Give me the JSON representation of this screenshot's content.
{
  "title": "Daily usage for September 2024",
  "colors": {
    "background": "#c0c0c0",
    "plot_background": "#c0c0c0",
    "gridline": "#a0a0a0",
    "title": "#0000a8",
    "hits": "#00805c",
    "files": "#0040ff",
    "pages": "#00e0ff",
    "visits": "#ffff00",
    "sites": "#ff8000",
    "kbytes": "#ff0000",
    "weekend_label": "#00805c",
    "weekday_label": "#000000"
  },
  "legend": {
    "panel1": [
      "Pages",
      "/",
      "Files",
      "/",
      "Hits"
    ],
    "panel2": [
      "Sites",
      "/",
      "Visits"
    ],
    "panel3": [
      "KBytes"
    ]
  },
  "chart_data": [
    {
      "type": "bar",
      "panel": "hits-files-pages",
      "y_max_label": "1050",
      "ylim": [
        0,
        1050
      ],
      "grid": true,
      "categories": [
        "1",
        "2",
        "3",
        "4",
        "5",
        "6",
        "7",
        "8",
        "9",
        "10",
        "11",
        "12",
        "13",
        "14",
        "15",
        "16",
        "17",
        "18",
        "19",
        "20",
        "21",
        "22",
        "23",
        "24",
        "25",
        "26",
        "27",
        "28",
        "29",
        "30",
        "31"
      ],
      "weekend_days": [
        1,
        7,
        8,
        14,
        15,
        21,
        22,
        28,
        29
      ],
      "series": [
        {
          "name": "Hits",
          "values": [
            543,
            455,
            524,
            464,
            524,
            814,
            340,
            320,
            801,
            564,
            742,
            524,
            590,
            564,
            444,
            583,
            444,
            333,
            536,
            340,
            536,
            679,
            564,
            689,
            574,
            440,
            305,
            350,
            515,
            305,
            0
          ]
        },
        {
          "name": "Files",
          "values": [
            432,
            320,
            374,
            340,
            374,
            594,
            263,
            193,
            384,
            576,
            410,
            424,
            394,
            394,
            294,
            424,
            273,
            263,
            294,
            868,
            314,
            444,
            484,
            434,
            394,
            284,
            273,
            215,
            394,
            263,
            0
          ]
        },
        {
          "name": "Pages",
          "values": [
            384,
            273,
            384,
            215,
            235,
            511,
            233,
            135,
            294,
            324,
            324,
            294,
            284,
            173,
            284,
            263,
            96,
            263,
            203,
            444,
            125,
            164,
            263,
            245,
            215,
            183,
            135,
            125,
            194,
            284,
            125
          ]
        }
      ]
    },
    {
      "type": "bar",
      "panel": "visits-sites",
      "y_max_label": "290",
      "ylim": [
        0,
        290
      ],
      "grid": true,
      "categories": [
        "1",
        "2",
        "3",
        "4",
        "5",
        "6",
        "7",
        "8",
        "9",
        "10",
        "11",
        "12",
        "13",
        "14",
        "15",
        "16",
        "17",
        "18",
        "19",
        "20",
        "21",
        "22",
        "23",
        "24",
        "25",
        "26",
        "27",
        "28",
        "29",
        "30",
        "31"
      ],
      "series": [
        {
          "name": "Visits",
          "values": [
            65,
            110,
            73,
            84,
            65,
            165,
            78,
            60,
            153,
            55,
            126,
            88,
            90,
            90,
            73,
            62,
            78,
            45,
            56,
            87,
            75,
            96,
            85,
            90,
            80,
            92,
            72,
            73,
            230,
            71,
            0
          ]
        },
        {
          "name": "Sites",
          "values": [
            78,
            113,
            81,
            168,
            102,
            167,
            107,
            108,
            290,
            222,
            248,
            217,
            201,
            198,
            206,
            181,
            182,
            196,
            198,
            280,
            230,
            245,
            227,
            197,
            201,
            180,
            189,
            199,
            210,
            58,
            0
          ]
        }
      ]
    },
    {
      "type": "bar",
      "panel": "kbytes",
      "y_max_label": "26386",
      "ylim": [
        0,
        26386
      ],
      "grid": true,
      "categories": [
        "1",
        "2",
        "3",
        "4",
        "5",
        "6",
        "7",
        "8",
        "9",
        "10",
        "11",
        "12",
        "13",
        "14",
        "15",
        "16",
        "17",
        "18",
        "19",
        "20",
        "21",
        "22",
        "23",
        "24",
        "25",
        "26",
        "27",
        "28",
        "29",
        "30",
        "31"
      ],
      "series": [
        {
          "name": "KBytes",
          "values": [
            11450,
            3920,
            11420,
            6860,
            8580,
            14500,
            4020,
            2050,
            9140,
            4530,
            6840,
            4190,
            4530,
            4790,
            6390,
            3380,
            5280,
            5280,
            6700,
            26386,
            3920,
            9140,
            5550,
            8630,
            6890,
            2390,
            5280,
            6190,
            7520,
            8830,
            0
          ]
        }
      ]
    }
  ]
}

▸ Exercise
Copy out the full listing exactly.

▸ Response to the exercise
Give me the JSON representation of this screenshot's content.
{
  "title": "Daily usage for September 2024",
  "colors": {
    "background": "#c0c0c0",
    "plot_background": "#c0c0c0",
    "gridline": "#a0a0a0",
    "title": "#0000a8",
    "hits": "#00805c",
    "files": "#0040ff",
    "pages": "#00e0ff",
    "visits": "#ffff00",
    "sites": "#ff8000",
    "kbytes": "#ff0000",
    "weekend_label": "#00805c",
    "weekday_label": "#000000"
  },
  "legend": {
    "panel1": [
      "Pages",
      "/",
      "Files",
      "/",
      "Hits"
    ],
    "panel2": [
      "Sites",
      "/",
      "Visits"
    ],
    "panel3": [
      "KBytes"
    ]
  },
  "chart_data": [
    {
      "type": "bar",
      "panel": "hits-files-pages",
      "y_max_label": "1050",
      "ylim": [
        0,
        1050
      ],
      "grid": true,
      "categories": [
        "1",
        "2",
        "3",
        "4",
        "5",
        "6",
        "7",
        "8",
        "9",
        "10",
        "11",
        "12",
        "13",
        "14",
        "15",
        "16",
        "17",
        "18",
        "19",
        "20",
        "21",
        "22",
        "23",
        "24",
        "25",
        "26",
        "27",
        "28",
        "29",
        "30",
        "31"
      ],
      "weekend_days": [
        1,
        7,
        8,
        14,
        15,
        21,
        22,
        28,
        29
      ],
      "series": [
        {
          "name": "Hits",
          "values": [
            543,
            455,
            524,
            464,
            524,
            814,
            340,
            320,
            801,
            564,
            742,
            524,
            590,
            564,
            444,
            583,
            444,
            333,
            536,
            340,
            536,
            679,
            564,
            689,
            574,
            440,
            305,
            350,
            515,
            305,
            0
          ]
        },
        {
          "name": "Files",
          "values": [
            432,
            320,
            374,
            340,
            374,
            594,
            263,
            193,
            384,
            576,
            410,
            424,
            394,
            394,
            294,
            424,
            273,
            263,
            294,
            868,
            314,
            444,
            484,
            434,
            394,
            284,
            273,
            215,
            394,
            263,
            0
          ]
        },
        {
          "name": "Pages",
          "values": [
            384,
            273,
            384,
            215,
            235,
            511,
            233,
            135,
            294,
            324,
            324,
            294,
            284,
            173,
            284,
            263,
            96,
            263,
            203,
            444,
            125,
            164,
            263,
            245,
            215,
            183,
            135,
            125,
            194,
            284,
            125
          ]
        }
      ]
    },
    {
      "type": "bar",
      "panel": "visits-sites",
      "y_max_label": "290",
      "ylim": [
        0,
        290
      ],
      "grid": true,
      "categories": [
        "1",
        "2",
        "3",
        "4",
        "5",
        "6",
        "7",
        "8",
        "9",
        "10",
        "11",
        "12",
        "13",
        "14",
        "15",
        "16",
        "17",
        "18",
        "19",
        "20",
        "21",
        "22",
        "23",
        "24",
        "25",
        "26",
        "27",
        "28",
        "29",
        "30",
        "31"
      ],
      "series": [
        {
          "name": "Visits",
          "values": [
            65,
            110,
            73,
            84,
            65,
            165,
            78,
            60,
            153,
            55,
            126,
            88,
            90,
            90,
            73,
            62,
            78,
            45,
            56,
            87,
            75,
            96,
            85,
            90,
            80,
            92,
            72,
            73,
            230,
            71,
            0
          ]
        },
        {
          "name": "Sites",
          "values": [
            78,
            113,
            81,
            168,
            102,
            167,
            107,
            108,
            290,
            222,
            248,
            217,
            201,
            198,
            206,
            181,
            182,
            196,
            198,
            280,
            230,
            245,
            227,
            197,
            201,
            180,
            189,
            199,
            210,
            58,
            0
          ]
        }
      ]
    },
    {
      "type": "bar",
      "panel": "kbytes",
      "y_max_label": "26386",
      "ylim": [
        0,
        26386
      ],
      "grid": true,
      "categories": [
        "1",
        "2",
        "3",
        "4",
        "5",
        "6",
        "7",
        "8",
        "9",
        "10",
        "11",
        "12",
        "13",
        "14",
        "15",
        "16",
        "17",
        "18",
        "19",
        "20",
        "21",
        "22",
        "23",
        "24",
        "25",
        "26",
        "27",
        "28",
        "29",
        "30",
        "31"
      ],
      "series": [
        {
          "name": "KBytes",
          "values": [
            11450,
            3920,
            11420,
            6860,
            8580,
            14500,
            4020,
            2050,
            9140,
            4530,
            6840,
            4190,
            4530,
            4790,
            6390,
            3380,
            5280,
            5280,
            6700,
            26386,
            3920,
            9140,
            5550,
            8630,
            6890,
            2390,
            5280,
            6190,
            7520,
            8830,
            0
          ]
        }
      ]
    }
  ]
}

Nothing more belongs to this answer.